◆ Task objective ◆
Tally the lines below that contain the word "true", and give only that number.

◆ Records for the task ◆

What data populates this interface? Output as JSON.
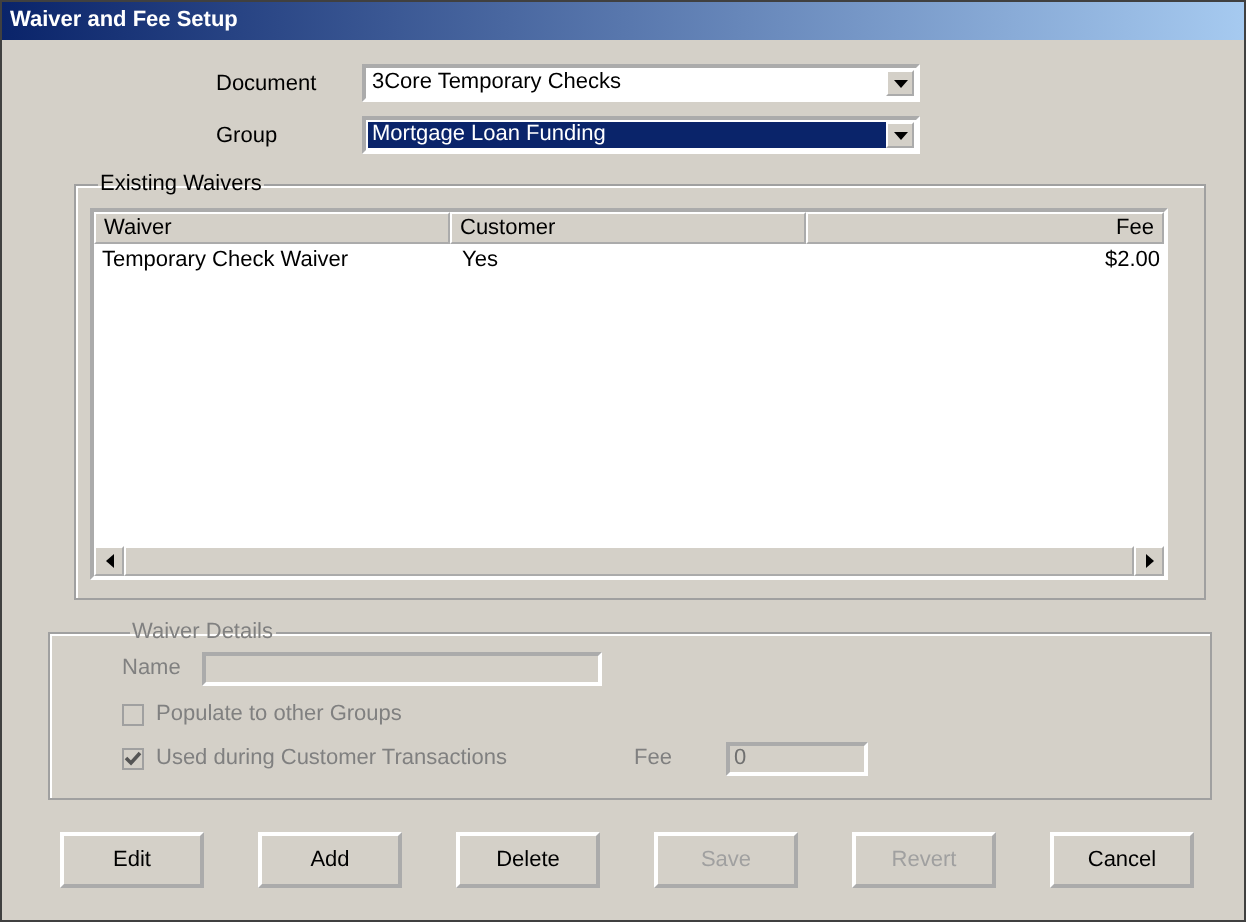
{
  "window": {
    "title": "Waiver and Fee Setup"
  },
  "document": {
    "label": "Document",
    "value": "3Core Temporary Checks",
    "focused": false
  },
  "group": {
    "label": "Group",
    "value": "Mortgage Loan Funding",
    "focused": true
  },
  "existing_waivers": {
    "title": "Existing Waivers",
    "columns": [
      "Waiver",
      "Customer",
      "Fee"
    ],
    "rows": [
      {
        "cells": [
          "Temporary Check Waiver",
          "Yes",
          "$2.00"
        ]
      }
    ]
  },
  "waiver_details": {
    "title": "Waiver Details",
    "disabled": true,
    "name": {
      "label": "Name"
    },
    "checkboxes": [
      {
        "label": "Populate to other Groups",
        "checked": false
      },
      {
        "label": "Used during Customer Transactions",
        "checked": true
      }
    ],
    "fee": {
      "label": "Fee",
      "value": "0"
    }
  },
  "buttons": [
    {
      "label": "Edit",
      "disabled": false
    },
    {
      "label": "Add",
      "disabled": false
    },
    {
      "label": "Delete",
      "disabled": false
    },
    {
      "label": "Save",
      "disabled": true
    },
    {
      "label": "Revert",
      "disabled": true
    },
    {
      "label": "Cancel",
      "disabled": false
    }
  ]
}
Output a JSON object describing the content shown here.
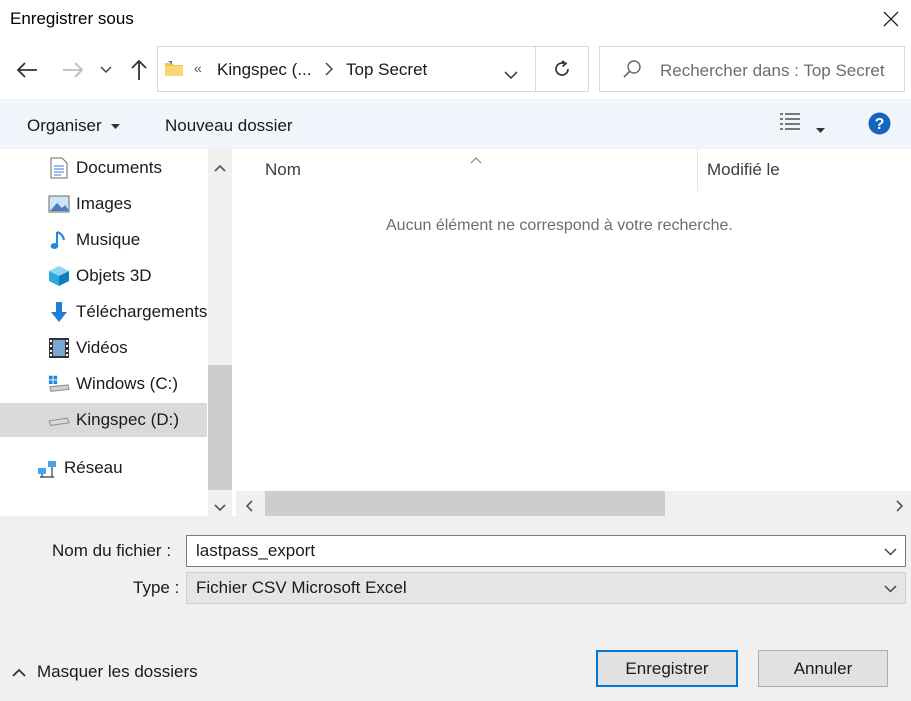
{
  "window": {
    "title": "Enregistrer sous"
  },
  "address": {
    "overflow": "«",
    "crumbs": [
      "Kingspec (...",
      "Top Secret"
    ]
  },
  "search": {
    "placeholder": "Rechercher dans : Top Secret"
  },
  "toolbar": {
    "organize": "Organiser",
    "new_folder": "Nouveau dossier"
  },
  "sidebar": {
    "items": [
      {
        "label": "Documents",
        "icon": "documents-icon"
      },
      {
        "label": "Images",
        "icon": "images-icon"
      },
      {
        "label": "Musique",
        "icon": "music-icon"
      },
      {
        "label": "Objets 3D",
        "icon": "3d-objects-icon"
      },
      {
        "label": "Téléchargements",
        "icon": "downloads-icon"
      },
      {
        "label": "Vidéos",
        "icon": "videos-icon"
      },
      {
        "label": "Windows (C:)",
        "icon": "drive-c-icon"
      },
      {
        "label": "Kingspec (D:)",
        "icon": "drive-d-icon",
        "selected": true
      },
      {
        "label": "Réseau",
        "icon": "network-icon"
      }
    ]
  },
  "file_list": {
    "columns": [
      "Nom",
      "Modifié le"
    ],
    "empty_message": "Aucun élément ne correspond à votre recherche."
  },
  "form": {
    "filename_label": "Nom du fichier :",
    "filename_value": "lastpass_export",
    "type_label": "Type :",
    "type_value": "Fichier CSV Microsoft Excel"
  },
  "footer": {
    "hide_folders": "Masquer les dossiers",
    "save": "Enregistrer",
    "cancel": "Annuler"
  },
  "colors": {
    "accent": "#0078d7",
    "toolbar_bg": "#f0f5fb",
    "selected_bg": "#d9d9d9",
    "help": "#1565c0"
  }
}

◆ Complete output ◆
6